►
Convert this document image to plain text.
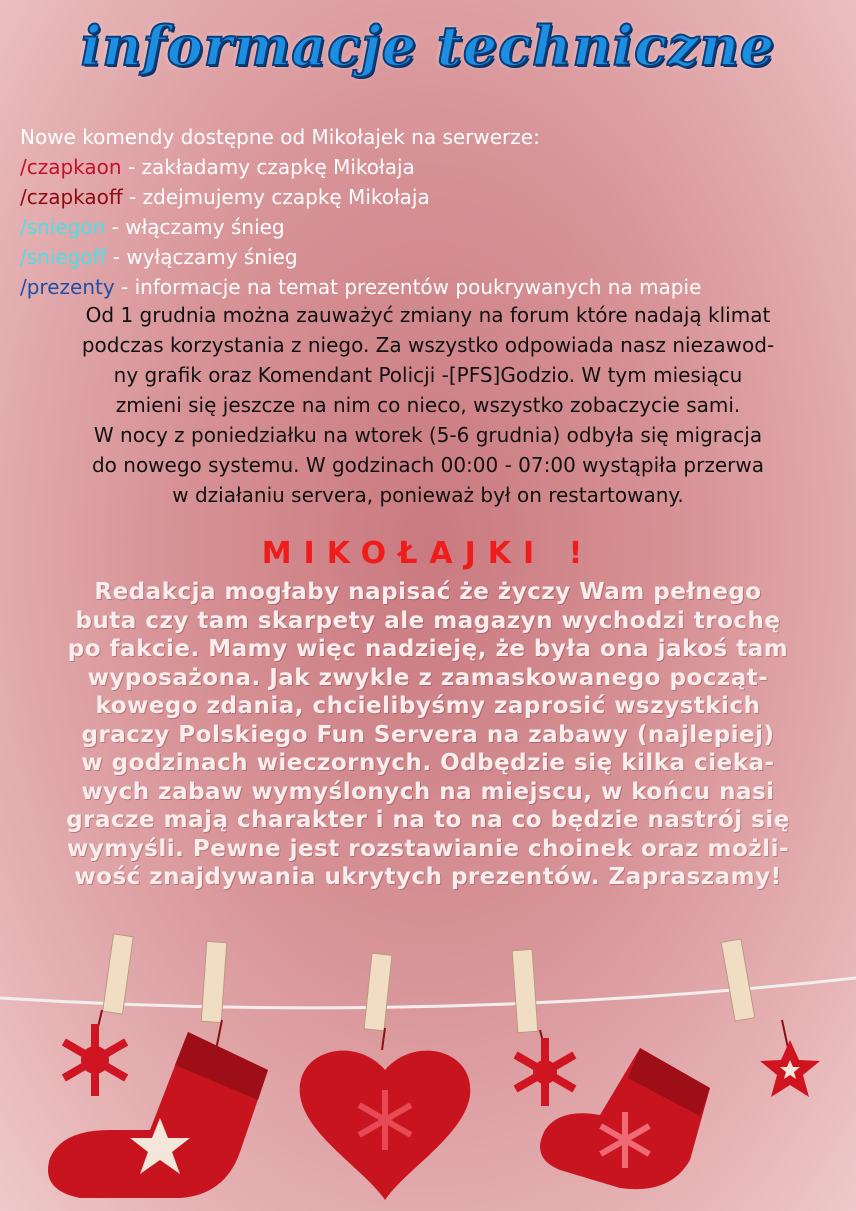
informacje techniczne
Nowe komendy dostępne od Mikołajek na serwerze:
/czapkaon - zakładamy czapkę Mikołaja
/czapkaoff - zdejmujemy czapkę Mikołaja
/sniegon - włączamy śnieg
/sniegoff - wyłączamy śnieg
/prezenty - informacje na temat prezentów poukrywanych na mapie
Od 1 grudnia można zauważyć zmiany na forum które nadają klimat
podczas korzystania z niego. Za wszystko odpowiada nasz niezawod-
ny grafik oraz Komendant Policji -[PFS]Godzio. W tym miesiącu
zmieni się jeszcze na nim co nieco, wszystko zobaczycie sami.
W nocy z poniedziałku na wtorek (5-6 grudnia) odbyła się migracja
do nowego systemu. W godzinach 00:00 - 07:00 wystąpiła przerwa
w działaniu servera, ponieważ był on restartowany.
MIKOŁAJKI !
Redakcja mogłaby napisać że życzy Wam pełnego
buta czy tam skarpety ale magazyn wychodzi trochę
po fakcie. Mamy więc nadzieję, że była ona jakoś tam
wyposażona. Jak zwykle z zamaskowanego począt-
kowego zdania, chcielibyśmy zaprosić wszystkich
graczy Polskiego Fun Servera na zabawy (najlepiej)
w godzinach wieczornych. Odbędzie się kilka cieka-
wych zabaw wymyślonych na miejscu, w końcu nasi
gracze mają charakter i na to na co będzie nastrój się
wymyśli. Pewne jest rozstawianie choinek oraz możli-
wość znajdywania ukrytych prezentów. Zapraszamy!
◄
Exact duplication of all the records is required; pictures are omitted from the copy.

OUTPUT OF THE TASK:
Convert this document image to plain text.
informacje techniczne
Nowe komendy dostępne od Mikołajek na serwerze:
/czapkaon - zakładamy czapkę Mikołaja
/czapkaoff - zdejmujemy czapkę Mikołaja
/sniegon - włączamy śnieg
/sniegoff - wyłączamy śnieg
/prezenty - informacje na temat prezentów poukrywanych na mapie
Od 1 grudnia można zauważyć zmiany na forum które nadają klimat
podczas korzystania z niego. Za wszystko odpowiada nasz niezawod-
ny grafik oraz Komendant Policji -[PFS]Godzio. W tym miesiącu
zmieni się jeszcze na nim co nieco, wszystko zobaczycie sami.
W nocy z poniedziałku na wtorek (5-6 grudnia) odbyła się migracja
do nowego systemu. W godzinach 00:00 - 07:00 wystąpiła przerwa
w działaniu servera, ponieważ był on restartowany.
MIKOŁAJKI !
Redakcja mogłaby napisać że życzy Wam pełnego
buta czy tam skarpety ale magazyn wychodzi trochę
po fakcie. Mamy więc nadzieję, że była ona jakoś tam
wyposażona. Jak zwykle z zamaskowanego począt-
kowego zdania, chcielibyśmy zaprosić wszystkich
graczy Polskiego Fun Servera na zabawy (najlepiej)
w godzinach wieczornych. Odbędzie się kilka cieka-
wych zabaw wymyślonych na miejscu, w końcu nasi
gracze mają charakter i na to na co będzie nastrój się
wymyśli. Pewne jest rozstawianie choinek oraz możli-
wość znajdywania ukrytych prezentów. Zapraszamy!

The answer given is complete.